To be done:
Where a line in the listing below contains the word "Административному", copy that line.

[Records contained in a dataset]
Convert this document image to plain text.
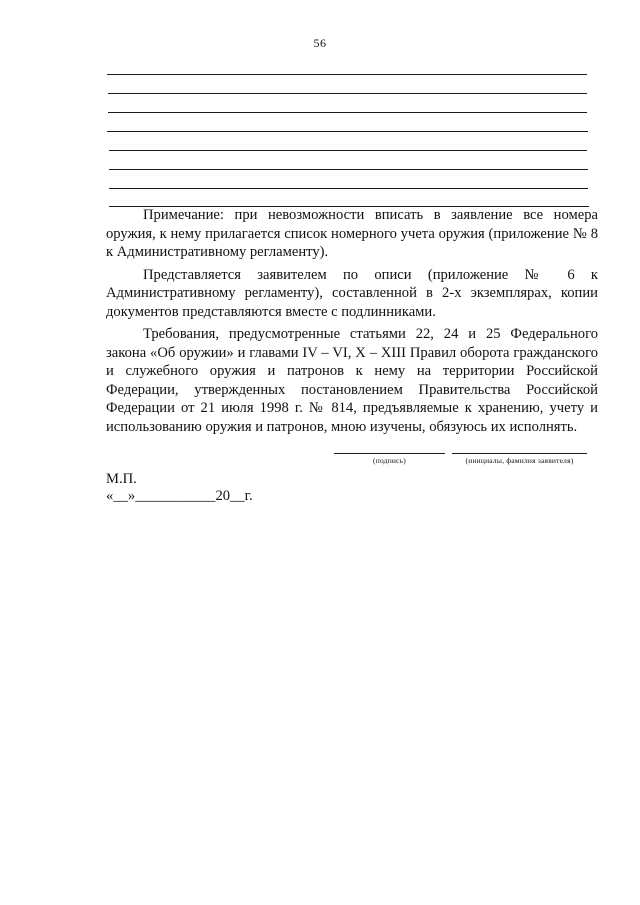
56

Примечание: при невозможности вписать в заявление все номера оружия, к нему прилагается список номерного учета оружия (приложение № 8 к Административному регламенту).

Представляется заявителем по описи (приложение № 6 к Административному регламенту), составленной в 2-х экземплярах, копии документов представляются вместе с подлинниками.

Требования, предусмотренные статьями 22, 24 и 25 Федерального закона «Об оружии» и главами IV – VI, X – XIII Правил оборота гражданского и служебного оружия и патронов к нему на территории Российской Федерации, утвержденных постановлением Правительства Российской Федерации от 21 июля 1998 г. № 814, предъявляемые к хранению, учету и использованию оружия и патронов, мною изучены, обязуюсь их исполнять.

(подпись)	(инициалы, фамилия заявителя)
М.П.
«__»___________20__г.
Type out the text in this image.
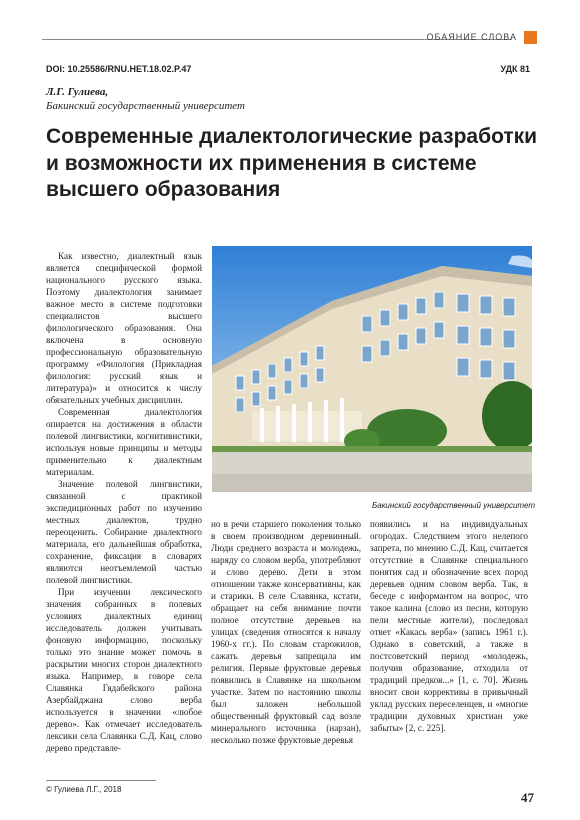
ОБАЯНИЕ СЛОВА
DOI: 10.25586/RNU.HET.18.02.P.47	УДК 81
Л.Г. Гулиева,
Бакинский государственный университет
Современные диалектологические разработки и возможности их применения в системе высшего образования

Как известно, диалектный язык является специфической формой национального русского языка. Поэтому диалектология занимает важное место в системе подготовки специалистов высшего филологического образования. Она включена в основную профессиональную образовательную программу «Филология (Прикладная филология: русский язык и литература)» и относится к числу обязательных учебных дисциплин.

Современная диалектология опирается на достижения в области полевой лингвистики, когнитивистики, используя новые принципы и методы применительно к диалектным материалам.

Значение полевой лингвистики, связанной с практикой экспедиционных работ по изучению местных диалектов, трудно переоценить. Собирание диалектного материала, его дальнейшая обработка, сохранение, фиксация в словарях являются неотъемлемой частью полевой лингвистики.

При изучении лексического значения собранных в полевых условиях диалектных единиц исследователь должен учитывать фоновую информацию, поскольку только это знание может помочь в раскрытии многих сторон диалектного языка. Например, в говоре села Славянка Гядабейского района Азербайджана слово верба используется в значении «любое дерево». Как отмечает исследователь лексики села Славянка С.Д. Кац, слово дерево представле-

Бакинский государственный университет

но в речи старшего поколения только в своем производном деревинный. Люди среднего возраста и молодежь, наряду со словом верба, употребляют и слово дерево. Дети в этом отношении также консервативны, как и старики. В селе Славянка, кстати, обращает на себя внимание почти полное отсутствие деревьев на улицах (сведения относятся к началу 1960-х гг.). По словам старожилов, сажать деревья запрещала им религия. Первые фруктовые деревья появились в Славянке на школьном участке. Затем по настоянию школы был заложен небольшой общественный фруктовый сад возле минерального источника (нарзан), несколько позже фруктовые деревья

появились и на индивидуальных огородах. Следствием этого нелепого запрета, по мнению С.Д. Кац, считается отсутствие в Славянке специального понятия сад и обозначение всех пород деревьев одним словом верба. Так, в беседе с информантом на вопрос, что такое калина (слово из песни, которую пели местные жители), последовал ответ «Какась верба» (запись 1961 г.). Однако в советский, а также в постсоветский период «молодежь, получив образование, отходила от традиций предков...» [1, с. 70]. Жизнь вносит свои коррективы в привычный уклад русских переселенцев, и «многие традиции духовных христиан уже забыты» [2, с. 225].

© Гулиева Л.Г., 2018
47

Task answer:
Примечание: при невозможности вписать в заявление все номера оружия, к нему прилагается список номерного учета оружия (приложение № 8 к Административному регламенту).
Представляется заявителем по описи (приложение № 6 к Административному регламенту), составленной в 2-х экземплярах, копии документов представляются вместе с подлинниками.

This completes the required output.